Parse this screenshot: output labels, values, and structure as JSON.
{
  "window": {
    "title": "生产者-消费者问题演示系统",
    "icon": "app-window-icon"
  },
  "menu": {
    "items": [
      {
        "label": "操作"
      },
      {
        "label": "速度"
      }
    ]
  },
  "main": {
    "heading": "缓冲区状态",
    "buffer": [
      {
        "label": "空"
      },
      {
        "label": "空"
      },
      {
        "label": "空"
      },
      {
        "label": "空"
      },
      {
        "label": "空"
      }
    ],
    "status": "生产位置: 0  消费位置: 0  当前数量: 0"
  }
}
# # # #
Type out all of the material again, word for word.

● SOLUTION:
Parse this screenshot: output labels, values, and structure as JSON.
{
  "window": {
    "title": "生产者-消费者问题演示系统",
    "icon": "app-window-icon"
  },
  "menu": {
    "items": [
      {
        "label": "操作"
      },
      {
        "label": "速度"
      }
    ]
  },
  "main": {
    "heading": "缓冲区状态",
    "buffer": [
      {
        "label": "空"
      },
      {
        "label": "空"
      },
      {
        "label": "空"
      },
      {
        "label": "空"
      },
      {
        "label": "空"
      }
    ],
    "status": "生产位置: 0  消费位置: 0  当前数量: 0"
  }
}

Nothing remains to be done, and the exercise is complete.